## TASK TO COMPLETE
Every line below is to be quoted exactly, with nothing added or dropped.

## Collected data
★ ★ ★ ★
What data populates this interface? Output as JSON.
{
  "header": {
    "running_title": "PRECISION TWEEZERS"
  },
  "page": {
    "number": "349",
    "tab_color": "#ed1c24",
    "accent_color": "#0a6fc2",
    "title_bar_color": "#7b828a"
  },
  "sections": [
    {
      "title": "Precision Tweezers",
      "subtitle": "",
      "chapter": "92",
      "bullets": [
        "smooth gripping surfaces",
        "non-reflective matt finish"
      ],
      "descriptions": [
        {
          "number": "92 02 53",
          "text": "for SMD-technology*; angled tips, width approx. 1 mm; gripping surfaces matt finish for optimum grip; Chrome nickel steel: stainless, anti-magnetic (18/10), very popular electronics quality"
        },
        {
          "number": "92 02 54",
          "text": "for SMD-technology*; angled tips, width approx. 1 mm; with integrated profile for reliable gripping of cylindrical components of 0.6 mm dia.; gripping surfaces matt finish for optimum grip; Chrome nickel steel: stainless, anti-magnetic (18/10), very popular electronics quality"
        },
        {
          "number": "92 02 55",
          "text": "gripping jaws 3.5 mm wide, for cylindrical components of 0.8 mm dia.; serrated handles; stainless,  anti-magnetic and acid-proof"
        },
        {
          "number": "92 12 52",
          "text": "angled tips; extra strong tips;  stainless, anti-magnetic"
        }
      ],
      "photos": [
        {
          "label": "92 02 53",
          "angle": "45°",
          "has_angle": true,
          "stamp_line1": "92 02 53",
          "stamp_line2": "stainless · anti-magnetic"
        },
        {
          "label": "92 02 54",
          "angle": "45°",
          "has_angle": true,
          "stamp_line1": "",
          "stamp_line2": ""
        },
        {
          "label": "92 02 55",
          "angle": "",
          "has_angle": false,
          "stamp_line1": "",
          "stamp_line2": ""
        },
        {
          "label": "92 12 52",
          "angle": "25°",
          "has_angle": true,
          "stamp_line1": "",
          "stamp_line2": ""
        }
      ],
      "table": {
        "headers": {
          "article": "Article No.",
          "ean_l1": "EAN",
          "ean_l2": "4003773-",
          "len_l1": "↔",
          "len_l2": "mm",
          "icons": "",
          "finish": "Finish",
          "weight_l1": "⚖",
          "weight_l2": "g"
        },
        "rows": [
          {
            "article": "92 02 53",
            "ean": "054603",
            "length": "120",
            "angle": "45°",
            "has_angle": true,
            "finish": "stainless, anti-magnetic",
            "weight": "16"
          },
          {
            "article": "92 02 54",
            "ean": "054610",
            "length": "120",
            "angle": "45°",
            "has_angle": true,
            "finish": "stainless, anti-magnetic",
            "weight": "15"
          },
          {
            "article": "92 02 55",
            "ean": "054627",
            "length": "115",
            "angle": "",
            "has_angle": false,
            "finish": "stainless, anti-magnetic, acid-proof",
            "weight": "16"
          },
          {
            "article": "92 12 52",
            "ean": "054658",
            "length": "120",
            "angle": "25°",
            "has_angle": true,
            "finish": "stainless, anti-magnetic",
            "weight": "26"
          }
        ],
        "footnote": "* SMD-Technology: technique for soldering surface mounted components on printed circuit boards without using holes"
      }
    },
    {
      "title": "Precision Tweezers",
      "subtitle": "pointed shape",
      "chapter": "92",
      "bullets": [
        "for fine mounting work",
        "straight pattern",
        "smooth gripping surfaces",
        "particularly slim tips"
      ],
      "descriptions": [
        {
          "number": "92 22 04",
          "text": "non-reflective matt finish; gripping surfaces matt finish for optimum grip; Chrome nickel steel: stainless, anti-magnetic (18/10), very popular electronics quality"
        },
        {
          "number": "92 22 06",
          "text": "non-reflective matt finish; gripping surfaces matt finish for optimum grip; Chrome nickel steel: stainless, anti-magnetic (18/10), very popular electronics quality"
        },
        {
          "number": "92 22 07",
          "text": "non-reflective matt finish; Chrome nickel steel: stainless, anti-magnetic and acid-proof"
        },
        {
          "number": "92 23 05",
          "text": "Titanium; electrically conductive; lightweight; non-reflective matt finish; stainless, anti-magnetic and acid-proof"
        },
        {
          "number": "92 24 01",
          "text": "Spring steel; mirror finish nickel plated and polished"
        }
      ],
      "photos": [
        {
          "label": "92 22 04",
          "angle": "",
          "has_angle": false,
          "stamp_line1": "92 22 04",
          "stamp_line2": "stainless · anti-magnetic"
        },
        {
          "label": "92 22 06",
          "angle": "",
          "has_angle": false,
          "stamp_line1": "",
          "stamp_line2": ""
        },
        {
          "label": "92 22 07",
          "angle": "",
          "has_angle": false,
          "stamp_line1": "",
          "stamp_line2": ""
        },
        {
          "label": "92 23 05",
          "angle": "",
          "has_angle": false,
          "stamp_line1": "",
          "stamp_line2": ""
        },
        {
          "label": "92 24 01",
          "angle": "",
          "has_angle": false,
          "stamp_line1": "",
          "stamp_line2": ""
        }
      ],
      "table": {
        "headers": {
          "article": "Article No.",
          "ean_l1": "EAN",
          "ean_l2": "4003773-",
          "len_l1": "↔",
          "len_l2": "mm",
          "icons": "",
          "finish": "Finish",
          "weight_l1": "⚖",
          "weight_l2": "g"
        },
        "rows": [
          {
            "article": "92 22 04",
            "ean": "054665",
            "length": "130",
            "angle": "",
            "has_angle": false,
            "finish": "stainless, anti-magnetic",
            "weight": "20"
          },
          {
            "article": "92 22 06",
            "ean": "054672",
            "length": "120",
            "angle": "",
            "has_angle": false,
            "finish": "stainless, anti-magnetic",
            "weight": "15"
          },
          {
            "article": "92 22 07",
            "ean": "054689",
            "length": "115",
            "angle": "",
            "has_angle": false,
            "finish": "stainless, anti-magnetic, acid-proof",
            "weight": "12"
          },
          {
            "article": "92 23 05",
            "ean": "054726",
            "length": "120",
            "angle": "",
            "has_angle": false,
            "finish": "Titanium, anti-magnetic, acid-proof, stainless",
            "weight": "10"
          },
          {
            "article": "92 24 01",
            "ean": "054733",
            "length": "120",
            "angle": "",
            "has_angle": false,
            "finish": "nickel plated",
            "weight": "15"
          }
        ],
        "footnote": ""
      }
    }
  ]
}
★ ★ ★ ★
## RESULT OF THE TASK
What data populates this interface? Output as JSON.
{
  "header": {
    "running_title": "PRECISION TWEEZERS"
  },
  "page": {
    "number": "349",
    "tab_color": "#ed1c24",
    "accent_color": "#0a6fc2",
    "title_bar_color": "#7b828a"
  },
  "sections": [
    {
      "title": "Precision Tweezers",
      "subtitle": "",
      "chapter": "92",
      "bullets": [
        "smooth gripping surfaces",
        "non-reflective matt finish"
      ],
      "descriptions": [
        {
          "number": "92 02 53",
          "text": "for SMD-technology*; angled tips, width approx. 1 mm; gripping surfaces matt finish for optimum grip; Chrome nickel steel: stainless, anti-magnetic (18/10), very popular electronics quality"
        },
        {
          "number": "92 02 54",
          "text": "for SMD-technology*; angled tips, width approx. 1 mm; with integrated profile for reliable gripping of cylindrical components of 0.6 mm dia.; gripping surfaces matt finish for optimum grip; Chrome nickel steel: stainless, anti-magnetic (18/10), very popular electronics quality"
        },
        {
          "number": "92 02 55",
          "text": "gripping jaws 3.5 mm wide, for cylindrical components of 0.8 mm dia.; serrated handles; stainless,  anti-magnetic and acid-proof"
        },
        {
          "number": "92 12 52",
          "text": "angled tips; extra strong tips;  stainless, anti-magnetic"
        }
      ],
      "photos": [
        {
          "label": "92 02 53",
          "angle": "45°",
          "has_angle": true,
          "stamp_line1": "92 02 53",
          "stamp_line2": "stainless · anti-magnetic"
        },
        {
          "label": "92 02 54",
          "angle": "45°",
          "has_angle": true,
          "stamp_line1": "",
          "stamp_line2": ""
        },
        {
          "label": "92 02 55",
          "angle": "",
          "has_angle": false,
          "stamp_line1": "",
          "stamp_line2": ""
        },
        {
          "label": "92 12 52",
          "angle": "25°",
          "has_angle": true,
          "stamp_line1": "",
          "stamp_line2": ""
        }
      ],
      "table": {
        "headers": {
          "article": "Article No.",
          "ean_l1": "EAN",
          "ean_l2": "4003773-",
          "len_l1": "↔",
          "len_l2": "mm",
          "icons": "",
          "finish": "Finish",
          "weight_l1": "⚖",
          "weight_l2": "g"
        },
        "rows": [
          {
            "article": "92 02 53",
            "ean": "054603",
            "length": "120",
            "angle": "45°",
            "has_angle": true,
            "finish": "stainless, anti-magnetic",
            "weight": "16"
          },
          {
            "article": "92 02 54",
            "ean": "054610",
            "length": "120",
            "angle": "45°",
            "has_angle": true,
            "finish": "stainless, anti-magnetic",
            "weight": "15"
          },
          {
            "article": "92 02 55",
            "ean": "054627",
            "length": "115",
            "angle": "",
            "has_angle": false,
            "finish": "stainless, anti-magnetic, acid-proof",
            "weight": "16"
          },
          {
            "article": "92 12 52",
            "ean": "054658",
            "length": "120",
            "angle": "25°",
            "has_angle": true,
            "finish": "stainless, anti-magnetic",
            "weight": "26"
          }
        ],
        "footnote": "* SMD-Technology: technique for soldering surface mounted components on printed circuit boards without using holes"
      }
    },
    {
      "title": "Precision Tweezers",
      "subtitle": "pointed shape",
      "chapter": "92",
      "bullets": [
        "for fine mounting work",
        "straight pattern",
        "smooth gripping surfaces",
        "particularly slim tips"
      ],
      "descriptions": [
        {
          "number": "92 22 04",
          "text": "non-reflective matt finish; gripping surfaces matt finish for optimum grip; Chrome nickel steel: stainless, anti-magnetic (18/10), very popular electronics quality"
        },
        {
          "number": "92 22 06",
          "text": "non-reflective matt finish; gripping surfaces matt finish for optimum grip; Chrome nickel steel: stainless, anti-magnetic (18/10), very popular electronics quality"
        },
        {
          "number": "92 22 07",
          "text": "non-reflective matt finish; Chrome nickel steel: stainless, anti-magnetic and acid-proof"
        },
        {
          "number": "92 23 05",
          "text": "Titanium; electrically conductive; lightweight; non-reflective matt finish; stainless, anti-magnetic and acid-proof"
        },
        {
          "number": "92 24 01",
          "text": "Spring steel; mirror finish nickel plated and polished"
        }
      ],
      "photos": [
        {
          "label": "92 22 04",
          "angle": "",
          "has_angle": false,
          "stamp_line1": "92 22 04",
          "stamp_line2": "stainless · anti-magnetic"
        },
        {
          "label": "92 22 06",
          "angle": "",
          "has_angle": false,
          "stamp_line1": "",
          "stamp_line2": ""
        },
        {
          "label": "92 22 07",
          "angle": "",
          "has_angle": false,
          "stamp_line1": "",
          "stamp_line2": ""
        },
        {
          "label": "92 23 05",
          "angle": "",
          "has_angle": false,
          "stamp_line1": "",
          "stamp_line2": ""
        },
        {
          "label": "92 24 01",
          "angle": "",
          "has_angle": false,
          "stamp_line1": "",
          "stamp_line2": ""
        }
      ],
      "table": {
        "headers": {
          "article": "Article No.",
          "ean_l1": "EAN",
          "ean_l2": "4003773-",
          "len_l1": "↔",
          "len_l2": "mm",
          "icons": "",
          "finish": "Finish",
          "weight_l1": "⚖",
          "weight_l2": "g"
        },
        "rows": [
          {
            "article": "92 22 04",
            "ean": "054665",
            "length": "130",
            "angle": "",
            "has_angle": false,
            "finish": "stainless, anti-magnetic",
            "weight": "20"
          },
          {
            "article": "92 22 06",
            "ean": "054672",
            "length": "120",
            "angle": "",
            "has_angle": false,
            "finish": "stainless, anti-magnetic",
            "weight": "15"
          },
          {
            "article": "92 22 07",
            "ean": "054689",
            "length": "115",
            "angle": "",
            "has_angle": false,
            "finish": "stainless, anti-magnetic, acid-proof",
            "weight": "12"
          },
          {
            "article": "92 23 05",
            "ean": "054726",
            "length": "120",
            "angle": "",
            "has_angle": false,
            "finish": "Titanium, anti-magnetic, acid-proof, stainless",
            "weight": "10"
          },
          {
            "article": "92 24 01",
            "ean": "054733",
            "length": "120",
            "angle": "",
            "has_angle": false,
            "finish": "nickel plated",
            "weight": "15"
          }
        ],
        "footnote": ""
      }
    }
  ]
}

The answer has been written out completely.